Data records:
....

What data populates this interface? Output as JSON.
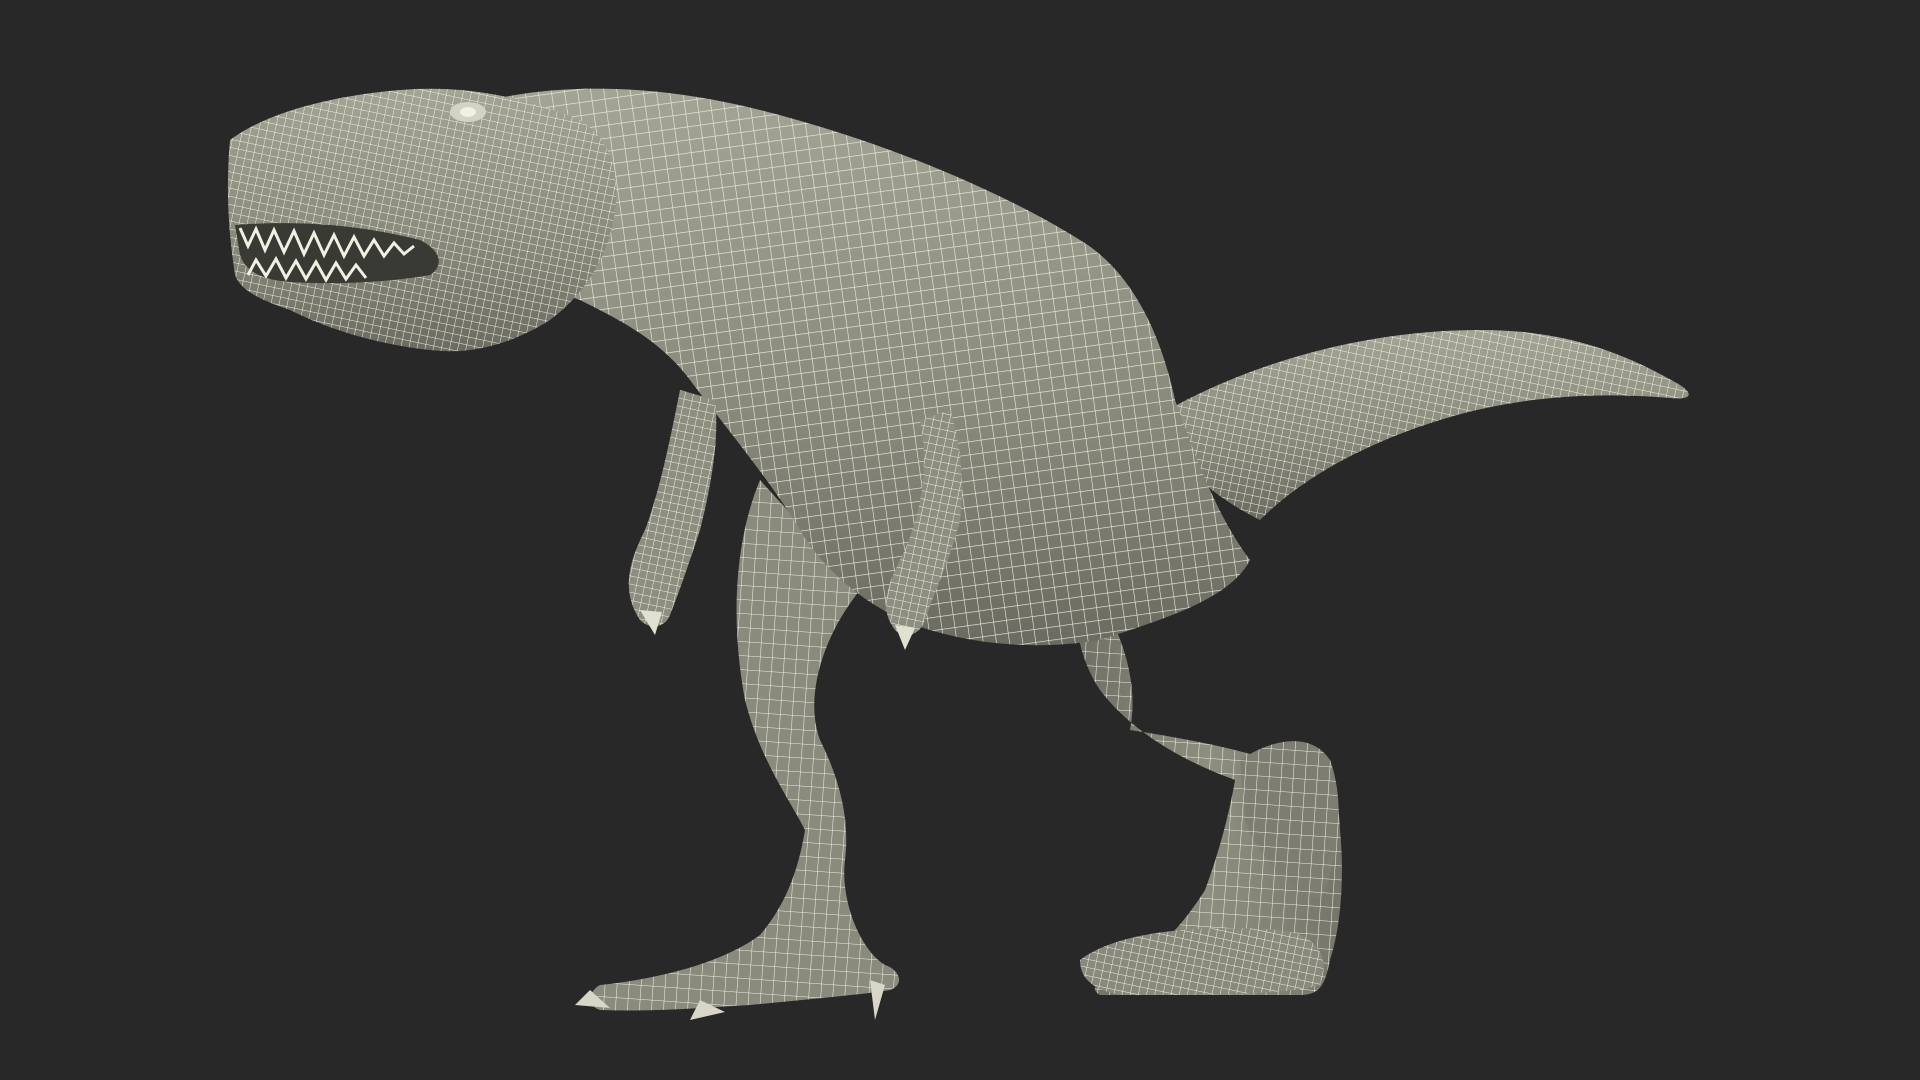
{
  "scene": {
    "subject": "tyrannosaurus-rex-wireframe",
    "render_mode": "wireframe",
    "colors": {
      "background": "#282828",
      "surface": "#8b8b7d",
      "surface_shadow": "#6b6b61",
      "surface_light": "#a4a495",
      "wire": "#efeddd",
      "mouth_dark": "#3a3a35",
      "teeth": "#f2f0e2"
    }
  }
}
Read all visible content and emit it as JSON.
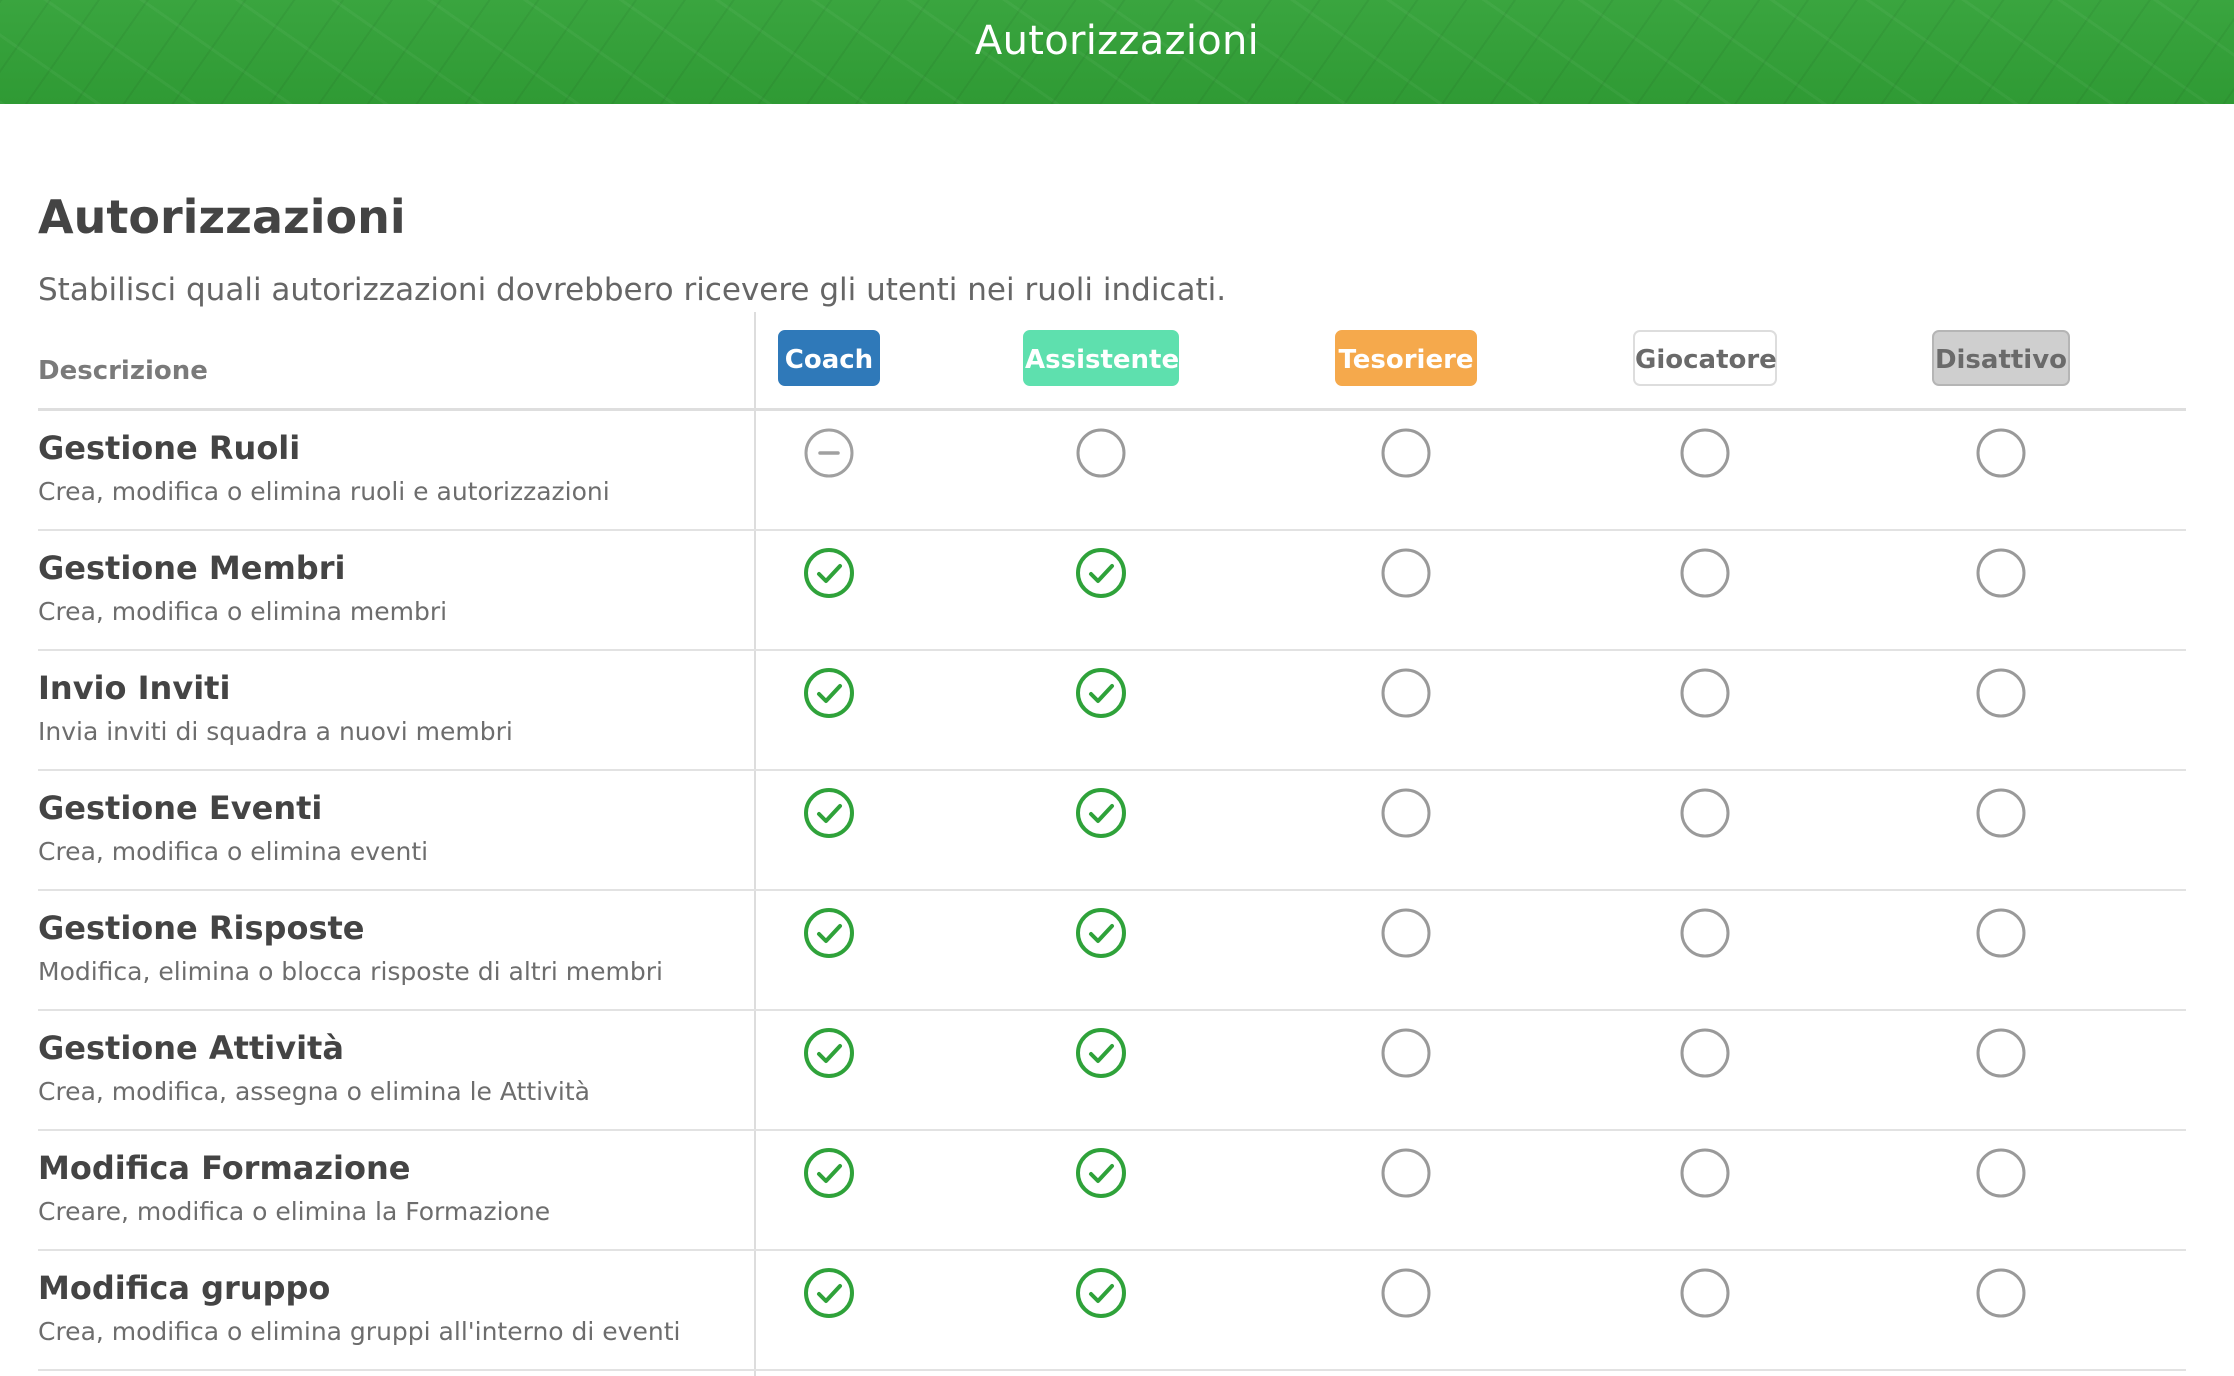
{
  "header": {
    "title": "Autorizzazioni"
  },
  "page": {
    "title": "Autorizzazioni",
    "subtitle": "Stabilisci quali autorizzazioni dovrebbero ricevere gli utenti nei ruoli indicati."
  },
  "table": {
    "description_header": "Descrizione",
    "roles": [
      {
        "label": "Coach",
        "bg": "#2f79b9",
        "fg": "#ffffff",
        "border": "#2f79b9"
      },
      {
        "label": "Assistente",
        "bg": "#5ee0ae",
        "fg": "#ffffff",
        "border": "#5ee0ae"
      },
      {
        "label": "Tesoriere",
        "bg": "#f5a94c",
        "fg": "#ffffff",
        "border": "#f5a94c"
      },
      {
        "label": "Giocatore",
        "bg": "#ffffff",
        "fg": "#6a6a6a",
        "border": "#dddddd"
      },
      {
        "label": "Disattivo",
        "bg": "#cfcfcf",
        "fg": "#6a6a6a",
        "border": "#b5b5b5"
      }
    ],
    "permissions": [
      {
        "title": "Gestione Ruoli",
        "description": "Crea, modifica o elimina ruoli e autorizzazioni",
        "states": [
          "locked",
          "off",
          "off",
          "off",
          "off"
        ]
      },
      {
        "title": "Gestione Membri",
        "description": "Crea, modifica o elimina membri",
        "states": [
          "on",
          "on",
          "off",
          "off",
          "off"
        ]
      },
      {
        "title": "Invio Inviti",
        "description": "Invia inviti di squadra a nuovi membri",
        "states": [
          "on",
          "on",
          "off",
          "off",
          "off"
        ]
      },
      {
        "title": "Gestione Eventi",
        "description": "Crea, modifica o elimina eventi",
        "states": [
          "on",
          "on",
          "off",
          "off",
          "off"
        ]
      },
      {
        "title": "Gestione Risposte",
        "description": "Modifica, elimina o blocca risposte di altri membri",
        "states": [
          "on",
          "on",
          "off",
          "off",
          "off"
        ]
      },
      {
        "title": "Gestione Attività",
        "description": "Crea, modifica, assegna o elimina le Attività",
        "states": [
          "on",
          "on",
          "off",
          "off",
          "off"
        ]
      },
      {
        "title": "Modifica Formazione",
        "description": "Creare, modifica o elimina la Formazione",
        "states": [
          "on",
          "on",
          "off",
          "off",
          "off"
        ]
      },
      {
        "title": "Modifica gruppo",
        "description": "Crea, modifica o elimina gruppi all'interno di eventi",
        "states": [
          "on",
          "on",
          "off",
          "off",
          "off"
        ]
      }
    ]
  },
  "colors": {
    "accent_green": "#2fa23a",
    "off_circle": "#9a9a9a",
    "locked_circle": "#a0a0a0"
  },
  "icons": {
    "on": "check-circle-icon",
    "off": "empty-circle-icon",
    "locked": "minus-circle-icon"
  }
}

....

_SHORT EXERCISE:_
Transcribe all the lines above exactly, apart from the pictures.

_RESULT OF THE TASK:_
What data populates this interface? Output as JSON.
{
  "scene": {
    "subject": "tyrannosaurus-rex-wireframe",
    "render_mode": "wireframe",
    "colors": {
      "background": "#282828",
      "surface": "#8b8b7d",
      "surface_shadow": "#6b6b61",
      "surface_light": "#a4a495",
      "wire": "#efeddd",
      "mouth_dark": "#3a3a35",
      "teeth": "#f2f0e2"
    }
  }
}
Read all visible content and emit it as JSON.
{
  "header": {
    "title": "Autorizzazioni"
  },
  "page": {
    "title": "Autorizzazioni",
    "subtitle": "Stabilisci quali autorizzazioni dovrebbero ricevere gli utenti nei ruoli indicati."
  },
  "table": {
    "description_header": "Descrizione",
    "roles": [
      {
        "label": "Coach",
        "bg": "#2f79b9",
        "fg": "#ffffff",
        "border": "#2f79b9"
      },
      {
        "label": "Assistente",
        "bg": "#5ee0ae",
        "fg": "#ffffff",
        "border": "#5ee0ae"
      },
      {
        "label": "Tesoriere",
        "bg": "#f5a94c",
        "fg": "#ffffff",
        "border": "#f5a94c"
      },
      {
        "label": "Giocatore",
        "bg": "#ffffff",
        "fg": "#6a6a6a",
        "border": "#dddddd"
      },
      {
        "label": "Disattivo",
        "bg": "#cfcfcf",
        "fg": "#6a6a6a",
        "border": "#b5b5b5"
      }
    ],
    "permissions": [
      {
        "title": "Gestione Ruoli",
        "description": "Crea, modifica o elimina ruoli e autorizzazioni",
        "states": [
          "locked",
          "off",
          "off",
          "off",
          "off"
        ]
      },
      {
        "title": "Gestione Membri",
        "description": "Crea, modifica o elimina membri",
        "states": [
          "on",
          "on",
          "off",
          "off",
          "off"
        ]
      },
      {
        "title": "Invio Inviti",
        "description": "Invia inviti di squadra a nuovi membri",
        "states": [
          "on",
          "on",
          "off",
          "off",
          "off"
        ]
      },
      {
        "title": "Gestione Eventi",
        "description": "Crea, modifica o elimina eventi",
        "states": [
          "on",
          "on",
          "off",
          "off",
          "off"
        ]
      },
      {
        "title": "Gestione Risposte",
        "description": "Modifica, elimina o blocca risposte di altri membri",
        "states": [
          "on",
          "on",
          "off",
          "off",
          "off"
        ]
      },
      {
        "title": "Gestione Attività",
        "description": "Crea, modifica, assegna o elimina le Attività",
        "states": [
          "on",
          "on",
          "off",
          "off",
          "off"
        ]
      },
      {
        "title": "Modifica Formazione",
        "description": "Creare, modifica o elimina la Formazione",
        "states": [
          "on",
          "on",
          "off",
          "off",
          "off"
        ]
      },
      {
        "title": "Modifica gruppo",
        "description": "Crea, modifica o elimina gruppi all'interno di eventi",
        "states": [
          "on",
          "on",
          "off",
          "off",
          "off"
        ]
      }
    ]
  },
  "colors": {
    "accent_green": "#2fa23a",
    "off_circle": "#9a9a9a",
    "locked_circle": "#a0a0a0"
  },
  "icons": {
    "on": "check-circle-icon",
    "off": "empty-circle-icon",
    "locked": "minus-circle-icon"
  }
}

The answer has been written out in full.